### Material for the task
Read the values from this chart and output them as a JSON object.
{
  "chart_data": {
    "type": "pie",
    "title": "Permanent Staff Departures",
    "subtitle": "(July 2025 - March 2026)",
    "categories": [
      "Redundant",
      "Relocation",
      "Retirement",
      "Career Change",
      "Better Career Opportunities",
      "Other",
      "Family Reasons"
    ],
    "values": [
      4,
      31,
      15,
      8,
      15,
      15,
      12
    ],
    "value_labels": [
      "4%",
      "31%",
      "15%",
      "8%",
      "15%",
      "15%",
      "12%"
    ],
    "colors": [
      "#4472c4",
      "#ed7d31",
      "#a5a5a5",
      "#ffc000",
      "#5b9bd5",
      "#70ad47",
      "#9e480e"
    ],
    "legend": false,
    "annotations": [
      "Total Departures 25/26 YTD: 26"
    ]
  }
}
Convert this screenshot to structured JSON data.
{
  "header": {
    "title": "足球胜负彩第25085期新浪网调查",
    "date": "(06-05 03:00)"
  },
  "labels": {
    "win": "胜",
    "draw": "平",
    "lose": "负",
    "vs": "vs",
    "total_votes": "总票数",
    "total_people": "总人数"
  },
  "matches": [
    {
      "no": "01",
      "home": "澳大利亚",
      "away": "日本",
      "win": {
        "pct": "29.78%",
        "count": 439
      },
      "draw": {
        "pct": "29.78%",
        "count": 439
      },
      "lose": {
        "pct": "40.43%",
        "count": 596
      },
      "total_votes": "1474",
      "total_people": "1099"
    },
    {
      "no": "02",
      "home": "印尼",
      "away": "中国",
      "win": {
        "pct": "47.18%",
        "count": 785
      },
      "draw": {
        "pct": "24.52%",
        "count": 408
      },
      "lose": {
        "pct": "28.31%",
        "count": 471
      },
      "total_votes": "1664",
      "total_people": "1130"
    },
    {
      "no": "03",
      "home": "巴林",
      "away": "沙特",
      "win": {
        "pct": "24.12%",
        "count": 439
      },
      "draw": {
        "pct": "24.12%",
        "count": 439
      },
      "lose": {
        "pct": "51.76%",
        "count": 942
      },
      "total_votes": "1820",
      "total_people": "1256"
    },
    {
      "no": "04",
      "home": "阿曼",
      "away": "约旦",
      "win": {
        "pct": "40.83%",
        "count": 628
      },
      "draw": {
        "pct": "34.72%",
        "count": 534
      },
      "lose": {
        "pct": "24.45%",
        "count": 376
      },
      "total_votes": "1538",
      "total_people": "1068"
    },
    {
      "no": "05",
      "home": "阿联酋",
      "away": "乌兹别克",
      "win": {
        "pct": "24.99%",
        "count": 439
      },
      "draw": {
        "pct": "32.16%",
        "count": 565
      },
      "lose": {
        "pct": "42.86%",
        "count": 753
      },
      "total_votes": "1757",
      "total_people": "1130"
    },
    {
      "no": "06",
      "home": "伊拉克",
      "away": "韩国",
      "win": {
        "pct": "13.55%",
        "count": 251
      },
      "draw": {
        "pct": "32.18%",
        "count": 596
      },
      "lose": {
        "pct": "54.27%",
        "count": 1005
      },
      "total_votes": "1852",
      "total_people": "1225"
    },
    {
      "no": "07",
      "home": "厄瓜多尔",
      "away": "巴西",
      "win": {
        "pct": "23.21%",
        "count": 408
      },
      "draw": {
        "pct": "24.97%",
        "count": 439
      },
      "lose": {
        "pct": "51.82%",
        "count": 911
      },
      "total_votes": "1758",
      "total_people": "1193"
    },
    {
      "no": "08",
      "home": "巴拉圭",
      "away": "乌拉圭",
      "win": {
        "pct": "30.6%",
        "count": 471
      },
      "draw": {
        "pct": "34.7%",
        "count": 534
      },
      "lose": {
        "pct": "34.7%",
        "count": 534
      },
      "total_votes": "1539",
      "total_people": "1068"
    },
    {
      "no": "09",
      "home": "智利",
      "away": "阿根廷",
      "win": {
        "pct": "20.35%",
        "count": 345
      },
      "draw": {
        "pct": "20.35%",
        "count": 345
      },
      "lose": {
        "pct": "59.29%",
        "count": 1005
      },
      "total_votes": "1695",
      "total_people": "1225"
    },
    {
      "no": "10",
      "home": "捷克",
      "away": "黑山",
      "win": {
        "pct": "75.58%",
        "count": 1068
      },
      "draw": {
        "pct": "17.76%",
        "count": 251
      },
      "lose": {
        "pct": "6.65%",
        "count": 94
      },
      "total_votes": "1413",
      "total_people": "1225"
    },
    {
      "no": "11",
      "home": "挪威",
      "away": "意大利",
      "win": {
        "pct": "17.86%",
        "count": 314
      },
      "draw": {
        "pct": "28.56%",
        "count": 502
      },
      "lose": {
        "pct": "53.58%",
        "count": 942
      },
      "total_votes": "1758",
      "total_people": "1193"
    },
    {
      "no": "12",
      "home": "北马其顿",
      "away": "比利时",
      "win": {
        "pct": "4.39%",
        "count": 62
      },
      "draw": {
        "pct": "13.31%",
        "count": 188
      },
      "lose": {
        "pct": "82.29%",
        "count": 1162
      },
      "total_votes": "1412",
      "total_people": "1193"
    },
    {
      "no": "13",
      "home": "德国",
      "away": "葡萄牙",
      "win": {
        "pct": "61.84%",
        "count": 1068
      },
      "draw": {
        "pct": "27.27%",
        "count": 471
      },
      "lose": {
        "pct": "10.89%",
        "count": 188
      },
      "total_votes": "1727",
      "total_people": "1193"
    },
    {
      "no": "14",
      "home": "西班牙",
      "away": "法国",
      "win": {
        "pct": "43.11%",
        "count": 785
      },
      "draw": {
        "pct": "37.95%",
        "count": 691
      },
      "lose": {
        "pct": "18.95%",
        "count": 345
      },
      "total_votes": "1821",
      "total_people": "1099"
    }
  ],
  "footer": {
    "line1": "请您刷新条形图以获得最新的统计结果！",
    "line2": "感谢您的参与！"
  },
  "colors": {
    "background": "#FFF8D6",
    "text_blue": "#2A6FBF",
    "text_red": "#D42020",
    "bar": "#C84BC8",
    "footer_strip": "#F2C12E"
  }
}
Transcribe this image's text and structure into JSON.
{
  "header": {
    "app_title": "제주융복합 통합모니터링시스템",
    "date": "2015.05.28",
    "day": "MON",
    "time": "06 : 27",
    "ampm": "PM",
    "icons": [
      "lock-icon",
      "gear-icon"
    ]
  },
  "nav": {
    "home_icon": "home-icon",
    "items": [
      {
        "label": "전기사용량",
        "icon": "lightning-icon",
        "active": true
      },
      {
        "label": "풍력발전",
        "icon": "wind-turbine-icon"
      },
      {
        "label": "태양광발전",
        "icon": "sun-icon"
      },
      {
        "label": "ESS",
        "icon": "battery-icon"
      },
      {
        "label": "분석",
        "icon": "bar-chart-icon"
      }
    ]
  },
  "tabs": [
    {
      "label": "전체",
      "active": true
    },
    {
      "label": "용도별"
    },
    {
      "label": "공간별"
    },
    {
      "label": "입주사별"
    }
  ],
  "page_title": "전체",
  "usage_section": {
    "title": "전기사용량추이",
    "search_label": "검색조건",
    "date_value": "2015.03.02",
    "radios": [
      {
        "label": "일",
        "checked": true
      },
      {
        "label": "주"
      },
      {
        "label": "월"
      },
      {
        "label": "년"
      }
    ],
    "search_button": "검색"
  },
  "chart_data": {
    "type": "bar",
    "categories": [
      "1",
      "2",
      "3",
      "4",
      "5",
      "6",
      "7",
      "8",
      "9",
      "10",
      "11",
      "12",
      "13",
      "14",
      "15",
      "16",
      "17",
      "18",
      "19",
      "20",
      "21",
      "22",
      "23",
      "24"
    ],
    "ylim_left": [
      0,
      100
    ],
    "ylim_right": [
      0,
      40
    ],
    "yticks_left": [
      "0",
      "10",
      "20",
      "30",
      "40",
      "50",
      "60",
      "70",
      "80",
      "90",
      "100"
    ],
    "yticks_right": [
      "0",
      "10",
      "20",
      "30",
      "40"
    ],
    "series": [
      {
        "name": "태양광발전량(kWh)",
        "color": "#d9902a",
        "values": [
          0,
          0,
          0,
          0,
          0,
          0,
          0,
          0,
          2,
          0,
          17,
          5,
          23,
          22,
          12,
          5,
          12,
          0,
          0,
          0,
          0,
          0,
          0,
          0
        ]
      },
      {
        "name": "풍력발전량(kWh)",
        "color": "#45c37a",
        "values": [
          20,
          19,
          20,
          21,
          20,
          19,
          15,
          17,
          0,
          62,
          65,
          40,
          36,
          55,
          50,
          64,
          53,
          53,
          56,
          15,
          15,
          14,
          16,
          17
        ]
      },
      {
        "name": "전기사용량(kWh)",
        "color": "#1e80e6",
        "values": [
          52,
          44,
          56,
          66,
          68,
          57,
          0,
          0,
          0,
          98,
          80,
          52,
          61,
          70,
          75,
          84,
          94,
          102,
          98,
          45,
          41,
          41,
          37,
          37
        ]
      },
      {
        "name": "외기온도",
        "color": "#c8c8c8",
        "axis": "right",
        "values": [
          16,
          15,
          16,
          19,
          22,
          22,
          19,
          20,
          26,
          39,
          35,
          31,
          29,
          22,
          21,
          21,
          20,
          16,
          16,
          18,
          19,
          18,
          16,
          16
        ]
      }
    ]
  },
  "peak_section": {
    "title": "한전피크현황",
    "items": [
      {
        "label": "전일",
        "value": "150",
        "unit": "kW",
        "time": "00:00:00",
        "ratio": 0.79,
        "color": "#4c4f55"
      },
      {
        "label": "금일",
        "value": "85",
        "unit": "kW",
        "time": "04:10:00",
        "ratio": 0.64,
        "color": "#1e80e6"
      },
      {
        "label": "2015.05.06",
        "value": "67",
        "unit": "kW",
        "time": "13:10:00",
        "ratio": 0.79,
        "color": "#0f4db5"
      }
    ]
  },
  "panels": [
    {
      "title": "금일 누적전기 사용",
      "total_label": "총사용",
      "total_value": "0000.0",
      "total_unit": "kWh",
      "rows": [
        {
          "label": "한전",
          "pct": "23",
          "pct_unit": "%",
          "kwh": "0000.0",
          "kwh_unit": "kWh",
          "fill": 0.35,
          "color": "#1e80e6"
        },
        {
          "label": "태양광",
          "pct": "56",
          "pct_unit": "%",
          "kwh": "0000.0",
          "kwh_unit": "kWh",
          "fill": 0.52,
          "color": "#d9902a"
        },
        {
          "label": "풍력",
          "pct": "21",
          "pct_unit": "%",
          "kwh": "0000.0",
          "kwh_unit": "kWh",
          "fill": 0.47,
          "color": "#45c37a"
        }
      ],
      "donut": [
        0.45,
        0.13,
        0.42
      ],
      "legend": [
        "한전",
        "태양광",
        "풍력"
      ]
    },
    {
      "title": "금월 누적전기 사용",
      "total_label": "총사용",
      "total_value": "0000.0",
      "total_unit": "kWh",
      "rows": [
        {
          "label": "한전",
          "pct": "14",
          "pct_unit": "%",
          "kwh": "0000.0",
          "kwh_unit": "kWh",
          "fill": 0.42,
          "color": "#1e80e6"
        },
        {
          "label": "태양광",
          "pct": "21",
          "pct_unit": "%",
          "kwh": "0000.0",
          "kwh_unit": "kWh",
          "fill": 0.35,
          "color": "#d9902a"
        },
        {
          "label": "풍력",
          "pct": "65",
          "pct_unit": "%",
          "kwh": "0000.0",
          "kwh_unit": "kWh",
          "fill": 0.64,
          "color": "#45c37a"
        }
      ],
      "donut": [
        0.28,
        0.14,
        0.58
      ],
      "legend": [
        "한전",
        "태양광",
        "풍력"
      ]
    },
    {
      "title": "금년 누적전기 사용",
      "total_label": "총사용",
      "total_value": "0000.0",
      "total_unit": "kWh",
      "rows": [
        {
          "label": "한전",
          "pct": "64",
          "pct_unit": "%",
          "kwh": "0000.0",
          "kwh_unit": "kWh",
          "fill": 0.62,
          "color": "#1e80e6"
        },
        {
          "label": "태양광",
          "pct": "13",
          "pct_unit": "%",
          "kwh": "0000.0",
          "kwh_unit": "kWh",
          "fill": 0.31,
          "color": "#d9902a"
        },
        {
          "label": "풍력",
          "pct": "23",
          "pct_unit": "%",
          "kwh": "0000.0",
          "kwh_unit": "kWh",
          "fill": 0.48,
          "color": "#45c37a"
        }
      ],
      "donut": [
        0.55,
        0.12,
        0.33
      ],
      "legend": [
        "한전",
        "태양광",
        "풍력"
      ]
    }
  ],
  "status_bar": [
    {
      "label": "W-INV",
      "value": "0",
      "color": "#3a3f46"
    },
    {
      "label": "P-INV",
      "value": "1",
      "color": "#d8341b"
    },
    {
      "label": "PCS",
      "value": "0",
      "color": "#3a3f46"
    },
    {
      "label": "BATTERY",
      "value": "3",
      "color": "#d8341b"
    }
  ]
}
######
Work instructions:
Look through the data above. Each line containing the word "Career" needs to be copied.

Answer to this exercise:
      "Career Change",
      "Better Career Opportunities",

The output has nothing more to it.